:: SHORT TASK ::
Reproduce the entire listing word for word.

:: EXTRACTED RECORDS ::

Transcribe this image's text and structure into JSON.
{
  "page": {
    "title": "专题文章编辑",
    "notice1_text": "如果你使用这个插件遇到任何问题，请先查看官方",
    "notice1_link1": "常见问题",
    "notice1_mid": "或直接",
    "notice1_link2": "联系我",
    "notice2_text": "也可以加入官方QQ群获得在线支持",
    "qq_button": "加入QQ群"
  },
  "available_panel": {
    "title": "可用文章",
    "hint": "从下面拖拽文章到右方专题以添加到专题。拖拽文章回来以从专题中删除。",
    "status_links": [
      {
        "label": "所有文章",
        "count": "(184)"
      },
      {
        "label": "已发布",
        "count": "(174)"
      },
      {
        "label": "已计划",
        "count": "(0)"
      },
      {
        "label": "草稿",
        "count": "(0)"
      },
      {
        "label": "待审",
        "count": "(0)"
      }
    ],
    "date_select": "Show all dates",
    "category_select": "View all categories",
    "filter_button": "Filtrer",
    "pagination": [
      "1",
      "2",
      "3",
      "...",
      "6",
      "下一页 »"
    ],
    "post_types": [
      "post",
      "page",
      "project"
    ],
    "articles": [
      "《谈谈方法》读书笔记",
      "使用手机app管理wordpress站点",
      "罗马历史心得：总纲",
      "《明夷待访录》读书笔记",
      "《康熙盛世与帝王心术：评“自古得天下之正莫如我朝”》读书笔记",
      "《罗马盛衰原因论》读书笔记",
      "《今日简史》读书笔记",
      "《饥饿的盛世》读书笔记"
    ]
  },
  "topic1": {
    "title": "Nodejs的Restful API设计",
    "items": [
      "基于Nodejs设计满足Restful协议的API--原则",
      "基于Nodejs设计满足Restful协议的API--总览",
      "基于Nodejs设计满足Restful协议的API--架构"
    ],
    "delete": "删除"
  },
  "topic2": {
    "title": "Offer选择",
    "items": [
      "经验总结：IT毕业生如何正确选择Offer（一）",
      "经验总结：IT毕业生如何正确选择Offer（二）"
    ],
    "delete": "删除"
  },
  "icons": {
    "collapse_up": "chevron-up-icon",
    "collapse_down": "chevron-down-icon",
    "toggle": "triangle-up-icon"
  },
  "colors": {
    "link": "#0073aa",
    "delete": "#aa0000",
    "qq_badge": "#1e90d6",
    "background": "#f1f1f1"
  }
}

:: EXERCISE SOLUTION ::
Transcribe this image's text and structure into JSON.
{
  "page": {
    "title": "专题文章编辑",
    "notice1_text": "如果你使用这个插件遇到任何问题，请先查看官方",
    "notice1_link1": "常见问题",
    "notice1_mid": "或直接",
    "notice1_link2": "联系我",
    "notice2_text": "也可以加入官方QQ群获得在线支持",
    "qq_button": "加入QQ群"
  },
  "available_panel": {
    "title": "可用文章",
    "hint": "从下面拖拽文章到右方专题以添加到专题。拖拽文章回来以从专题中删除。",
    "status_links": [
      {
        "label": "所有文章",
        "count": "(184)"
      },
      {
        "label": "已发布",
        "count": "(174)"
      },
      {
        "label": "已计划",
        "count": "(0)"
      },
      {
        "label": "草稿",
        "count": "(0)"
      },
      {
        "label": "待审",
        "count": "(0)"
      }
    ],
    "date_select": "Show all dates",
    "category_select": "View all categories",
    "filter_button": "Filtrer",
    "pagination": [
      "1",
      "2",
      "3",
      "...",
      "6",
      "下一页 »"
    ],
    "post_types": [
      "post",
      "page",
      "project"
    ],
    "articles": [
      "《谈谈方法》读书笔记",
      "使用手机app管理wordpress站点",
      "罗马历史心得：总纲",
      "《明夷待访录》读书笔记",
      "《康熙盛世与帝王心术：评“自古得天下之正莫如我朝”》读书笔记",
      "《罗马盛衰原因论》读书笔记",
      "《今日简史》读书笔记",
      "《饥饿的盛世》读书笔记"
    ]
  },
  "topic1": {
    "title": "Nodejs的Restful API设计",
    "items": [
      "基于Nodejs设计满足Restful协议的API--原则",
      "基于Nodejs设计满足Restful协议的API--总览",
      "基于Nodejs设计满足Restful协议的API--架构"
    ],
    "delete": "删除"
  },
  "topic2": {
    "title": "Offer选择",
    "items": [
      "经验总结：IT毕业生如何正确选择Offer（一）",
      "经验总结：IT毕业生如何正确选择Offer（二）"
    ],
    "delete": "删除"
  },
  "icons": {
    "collapse_up": "chevron-up-icon",
    "collapse_down": "chevron-down-icon",
    "toggle": "triangle-up-icon"
  },
  "colors": {
    "link": "#0073aa",
    "delete": "#aa0000",
    "qq_badge": "#1e90d6",
    "background": "#f1f1f1"
  }
}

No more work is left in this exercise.